• Exercise goal: Copy out every line exactly, passing over the pictures.

• Data to process:
* * *

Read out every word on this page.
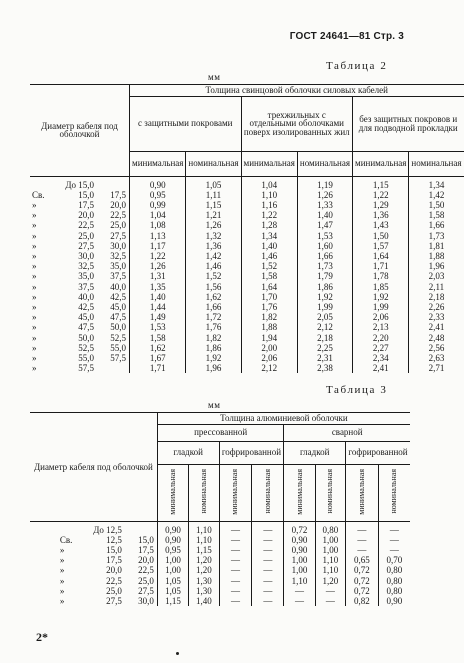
ГОСТ 24641—81 Стр. 3
мм
Таблица 2
Диаметр кабеля под оболочкой	Толщина свинцовой оболочки силовых кабелей					
	с защитными покровами		трехжильных с отдельными оболочками поверх изолированных жил		без защитных покровов и для подводной прокладки	
	минимальная	номинальная	минимальная	номинальная	минимальная	номинальная
До 15,0	0,90	1,05	1,04	1,19	1,15	1,34
Св. 15,0 17,5	0,95	1,11	1,10	1,26	1,22	1,42
» 17,5 20,0	0,99	1,15	1,16	1,33	1,29	1,50
» 20,0 22,5	1,04	1,21	1,22	1,40	1,36	1,58
» 22,5 25,0	1,08	1,26	1,28	1,47	1,43	1,66
» 25,0 27,5	1,13	1,32	1,34	1,53	1,50	1,73
» 27,5 30,0	1,17	1,36	1,40	1,60	1,57	1,81
» 30,0 32,5	1,22	1,42	1,46	1,66	1,64	1,88
» 32,5 35,0	1,26	1,46	1,52	1,73	1,71	1,96
» 35,0 37,5	1,31	1,52	1,58	1,79	1,78	2,03
» 37,5 40,0	1,35	1,56	1,64	1,86	1,85	2,11
» 40,0 42,5	1,40	1,62	1,70	1,92	1,92	2,18
» 42,5 45,0	1,44	1,66	1,76	1,99	1,99	2,26
» 45,0 47,5	1,49	1,72	1,82	2,05	2,06	2,33
» 47,5 50,0	1,53	1,76	1,88	2,12	2,13	2,41
» 50,0 52,5	1,58	1,82	1,94	2,18	2,20	2,48
» 52,5 55,0	1,62	1,86	2,00	2,25	2,27	2,56
» 55,0 57,5	1,67	1,92	2,06	2,31	2,34	2,63
» 57,5	1,71	1,96	2,12	2,38	2,41	2,71
мм
Таблица 3
Диаметр кабеля под оболочкой	Толщина алюминиевой оболочки							
	прессованной				сварной			
	гладкой		гофрированной		гладкой		гофрированной	
	минимальная	номинальная	минимальная	номинальная	минимальная	номинальная	минимальная	номинальная
До 12,5	0,90	1,10	—	—	0,72	0,80	—	—
Св. 12,5 15,0	0,90	1,10	—	—	0,90	1,00	—	—
» 15,0 17,5	0,95	1,15	—	—	0,90	1,00	—	—
» 17,5 20,0	1,00	1,20	—	—	1,00	1,10	0,65	0,70
» 20,0 22,5	1,00	1,20	—	—	1,00	1,10	0,72	0,80
» 22,5 25,0	1,05	1,30	—	—	1,10	1,20	0,72	0,80
» 25,0 27,5	1,05	1,30	—	—	—	—	0,72	0,80
» 27,5 30,0	1,15	1,40	—	—	—	—	0,82	0,90
2*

* * *

• Complete response:
Read out every word on this page.
ГОСТ 24641—81 Стр. 3
мм
Таблица 2
Диаметр кабеля под оболочкой	Толщина свинцовой оболочки силовых кабелей					
	с защитными покровами		трехжильных с отдельными оболочками поверх изолированных жил		без защитных покровов и для подводной прокладки	
	минимальная	номинальная	минимальная	номинальная	минимальная	номинальная
До 15,0	0,90	1,05	1,04	1,19	1,15	1,34
Св. 15,0 17,5	0,95	1,11	1,10	1,26	1,22	1,42
» 17,5 20,0	0,99	1,15	1,16	1,33	1,29	1,50
» 20,0 22,5	1,04	1,21	1,22	1,40	1,36	1,58
» 22,5 25,0	1,08	1,26	1,28	1,47	1,43	1,66
» 25,0 27,5	1,13	1,32	1,34	1,53	1,50	1,73
» 27,5 30,0	1,17	1,36	1,40	1,60	1,57	1,81
» 30,0 32,5	1,22	1,42	1,46	1,66	1,64	1,88
» 32,5 35,0	1,26	1,46	1,52	1,73	1,71	1,96
» 35,0 37,5	1,31	1,52	1,58	1,79	1,78	2,03
» 37,5 40,0	1,35	1,56	1,64	1,86	1,85	2,11
» 40,0 42,5	1,40	1,62	1,70	1,92	1,92	2,18
» 42,5 45,0	1,44	1,66	1,76	1,99	1,99	2,26
» 45,0 47,5	1,49	1,72	1,82	2,05	2,06	2,33
» 47,5 50,0	1,53	1,76	1,88	2,12	2,13	2,41
» 50,0 52,5	1,58	1,82	1,94	2,18	2,20	2,48
» 52,5 55,0	1,62	1,86	2,00	2,25	2,27	2,56
» 55,0 57,5	1,67	1,92	2,06	2,31	2,34	2,63
» 57,5	1,71	1,96	2,12	2,38	2,41	2,71
мм
Таблица 3
Диаметр кабеля под оболочкой	Толщина алюминиевой оболочки							
	прессованной				сварной			
	гладкой		гофрированной		гладкой		гофрированной	
	минимальная	номинальная	минимальная	номинальная	минимальная	номинальная	минимальная	номинальная
До 12,5	0,90	1,10	—	—	0,72	0,80	—	—
Св. 12,5 15,0	0,90	1,10	—	—	0,90	1,00	—	—
» 15,0 17,5	0,95	1,15	—	—	0,90	1,00	—	—
» 17,5 20,0	1,00	1,20	—	—	1,00	1,10	0,65	0,70
» 20,0 22,5	1,00	1,20	—	—	1,00	1,10	0,72	0,80
» 22,5 25,0	1,05	1,30	—	—	1,10	1,20	0,72	0,80
» 25,0 27,5	1,05	1,30	—	—	—	—	0,72	0,80
» 27,5 30,0	1,15	1,40	—	—	—	—	0,82	0,90
2*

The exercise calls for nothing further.